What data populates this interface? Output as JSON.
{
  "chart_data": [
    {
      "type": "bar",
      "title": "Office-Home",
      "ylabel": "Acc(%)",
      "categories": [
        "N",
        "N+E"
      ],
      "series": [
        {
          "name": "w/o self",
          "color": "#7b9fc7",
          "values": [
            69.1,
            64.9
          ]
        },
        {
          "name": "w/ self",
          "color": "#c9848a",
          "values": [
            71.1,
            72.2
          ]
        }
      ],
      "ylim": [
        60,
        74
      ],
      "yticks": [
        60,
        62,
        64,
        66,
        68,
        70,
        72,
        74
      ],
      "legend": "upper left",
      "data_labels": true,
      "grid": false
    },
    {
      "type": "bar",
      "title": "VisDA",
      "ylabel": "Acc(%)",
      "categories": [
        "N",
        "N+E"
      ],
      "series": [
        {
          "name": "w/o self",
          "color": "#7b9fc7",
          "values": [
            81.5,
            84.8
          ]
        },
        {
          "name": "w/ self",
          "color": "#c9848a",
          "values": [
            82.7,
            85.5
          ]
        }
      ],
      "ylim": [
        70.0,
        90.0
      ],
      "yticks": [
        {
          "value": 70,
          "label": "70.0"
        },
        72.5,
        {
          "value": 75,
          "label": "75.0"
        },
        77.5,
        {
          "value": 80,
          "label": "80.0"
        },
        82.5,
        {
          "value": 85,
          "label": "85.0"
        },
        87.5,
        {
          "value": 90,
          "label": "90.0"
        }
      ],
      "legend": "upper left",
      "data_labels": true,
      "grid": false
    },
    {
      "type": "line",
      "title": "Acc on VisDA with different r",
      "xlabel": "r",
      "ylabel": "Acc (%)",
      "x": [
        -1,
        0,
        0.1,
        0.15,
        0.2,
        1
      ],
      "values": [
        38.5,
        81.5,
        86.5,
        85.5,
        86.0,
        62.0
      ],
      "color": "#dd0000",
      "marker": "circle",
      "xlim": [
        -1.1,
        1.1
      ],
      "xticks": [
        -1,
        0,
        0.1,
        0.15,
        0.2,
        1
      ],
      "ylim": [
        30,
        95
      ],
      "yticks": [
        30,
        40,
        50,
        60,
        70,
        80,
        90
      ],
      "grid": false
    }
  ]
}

————

Please reproduce the entire listing, exactly as shown.

= FINAL ANSWER =
What data populates this interface? Output as JSON.
{
  "chart_data": [
    {
      "type": "bar",
      "title": "Office-Home",
      "ylabel": "Acc(%)",
      "categories": [
        "N",
        "N+E"
      ],
      "series": [
        {
          "name": "w/o self",
          "color": "#7b9fc7",
          "values": [
            69.1,
            64.9
          ]
        },
        {
          "name": "w/ self",
          "color": "#c9848a",
          "values": [
            71.1,
            72.2
          ]
        }
      ],
      "ylim": [
        60,
        74
      ],
      "yticks": [
        60,
        62,
        64,
        66,
        68,
        70,
        72,
        74
      ],
      "legend": "upper left",
      "data_labels": true,
      "grid": false
    },
    {
      "type": "bar",
      "title": "VisDA",
      "ylabel": "Acc(%)",
      "categories": [
        "N",
        "N+E"
      ],
      "series": [
        {
          "name": "w/o self",
          "color": "#7b9fc7",
          "values": [
            81.5,
            84.8
          ]
        },
        {
          "name": "w/ self",
          "color": "#c9848a",
          "values": [
            82.7,
            85.5
          ]
        }
      ],
      "ylim": [
        70.0,
        90.0
      ],
      "yticks": [
        {
          "value": 70,
          "label": "70.0"
        },
        72.5,
        {
          "value": 75,
          "label": "75.0"
        },
        77.5,
        {
          "value": 80,
          "label": "80.0"
        },
        82.5,
        {
          "value": 85,
          "label": "85.0"
        },
        87.5,
        {
          "value": 90,
          "label": "90.0"
        }
      ],
      "legend": "upper left",
      "data_labels": true,
      "grid": false
    },
    {
      "type": "line",
      "title": "Acc on VisDA with different r",
      "xlabel": "r",
      "ylabel": "Acc (%)",
      "x": [
        -1,
        0,
        0.1,
        0.15,
        0.2,
        1
      ],
      "values": [
        38.5,
        81.5,
        86.5,
        85.5,
        86.0,
        62.0
      ],
      "color": "#dd0000",
      "marker": "circle",
      "xlim": [
        -1.1,
        1.1
      ],
      "xticks": [
        -1,
        0,
        0.1,
        0.15,
        0.2,
        1
      ],
      "ylim": [
        30,
        95
      ],
      "yticks": [
        30,
        40,
        50,
        60,
        70,
        80,
        90
      ],
      "grid": false
    }
  ]
}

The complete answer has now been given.